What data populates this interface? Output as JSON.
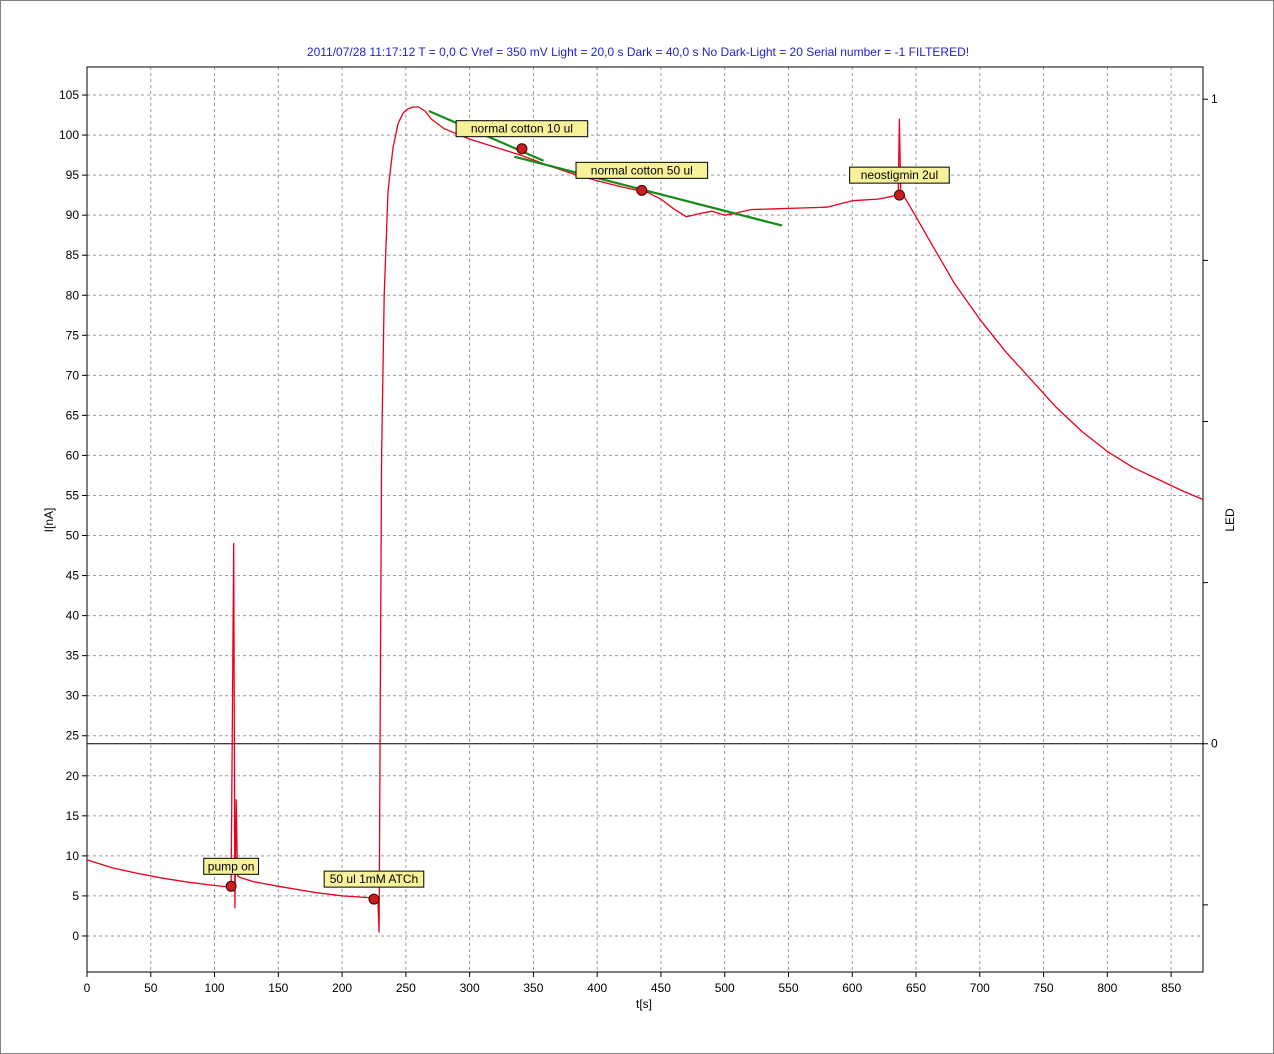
{
  "chart_data": {
    "type": "line",
    "title": "2011/07/28 11:17:12   T = 0,0 C   Vref = 350 mV   Light = 20,0 s   Dark = 40,0 s   No Dark-Light = 20   Serial number = -1 FILTERED!",
    "xlabel": "t[s]",
    "ylabel": "I[nA]",
    "y2label": "LED",
    "xlim": [
      0,
      875
    ],
    "ylim": [
      -4.5,
      108.5
    ],
    "xticks": [
      0,
      50,
      100,
      150,
      200,
      250,
      300,
      350,
      400,
      450,
      500,
      550,
      600,
      650,
      700,
      750,
      800,
      850
    ],
    "yticks": [
      0,
      5,
      10,
      15,
      20,
      25,
      30,
      35,
      40,
      45,
      50,
      55,
      60,
      65,
      70,
      75,
      80,
      85,
      90,
      95,
      100,
      105
    ],
    "y2_tick_labels": [
      "1",
      "0"
    ],
    "grid": true,
    "colors": {
      "series": "#e8001c",
      "fit": "#178a17",
      "title": "#1f1fd0",
      "annotation_bg": "#f7f199",
      "marker": "#c81e1e"
    },
    "series": [
      {
        "x": [
          0,
          20,
          40,
          60,
          80,
          100,
          113,
          115,
          116,
          117,
          118,
          120,
          130,
          150,
          180,
          200,
          220,
          228,
          229,
          230,
          231,
          233,
          236,
          240,
          244,
          248,
          252,
          256,
          260,
          265,
          270,
          280,
          300,
          320,
          340,
          360,
          380,
          400,
          420,
          440,
          450,
          460,
          470,
          480,
          490,
          500,
          510,
          520,
          540,
          560,
          580,
          600,
          620,
          630,
          636,
          637,
          638,
          640,
          650,
          660,
          680,
          700,
          720,
          740,
          760,
          780,
          800,
          820,
          840,
          860,
          875
        ],
        "values": [
          9.5,
          8.5,
          7.8,
          7.2,
          6.7,
          6.3,
          6.1,
          49.0,
          3.5,
          17.0,
          7.5,
          7.3,
          6.8,
          6.2,
          5.4,
          5.0,
          4.8,
          4.7,
          0.5,
          30.0,
          60.0,
          80.0,
          93.0,
          98.5,
          101.5,
          102.8,
          103.3,
          103.5,
          103.5,
          103.0,
          102.0,
          100.8,
          99.5,
          98.5,
          97.5,
          96.3,
          95.2,
          94.3,
          93.5,
          92.8,
          92.0,
          90.8,
          89.8,
          90.2,
          90.5,
          90.0,
          90.3,
          90.7,
          90.8,
          90.9,
          91.0,
          91.8,
          92.0,
          92.3,
          92.6,
          102.0,
          93.0,
          92.5,
          89.8,
          87.0,
          81.5,
          77.0,
          73.0,
          69.5,
          66.0,
          63.0,
          60.5,
          58.5,
          57.0,
          55.5,
          54.5
        ]
      }
    ],
    "fit_lines": [
      {
        "x": [
          268,
          358
        ],
        "values": [
          103.0,
          96.8
        ]
      },
      {
        "x": [
          335,
          545
        ],
        "values": [
          97.3,
          88.7
        ]
      }
    ],
    "annotations": [
      {
        "label": "pump on",
        "x": 113,
        "y": 6.2
      },
      {
        "label": "50 ul 1mM ATCh",
        "x": 225,
        "y": 4.6
      },
      {
        "label": "normal cotton 10 ul",
        "x": 341,
        "y": 98.3
      },
      {
        "label": "normal cotton 50 ul",
        "x": 435,
        "y": 93.1
      },
      {
        "label": "neostigmin 2ul",
        "x": 637,
        "y": 92.5
      }
    ],
    "led_line_y": 24
  }
}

-*-*-

Problem to solve -
Note how many lines in the listing above hold the string "title", then give only that figure.

Worked solution -
2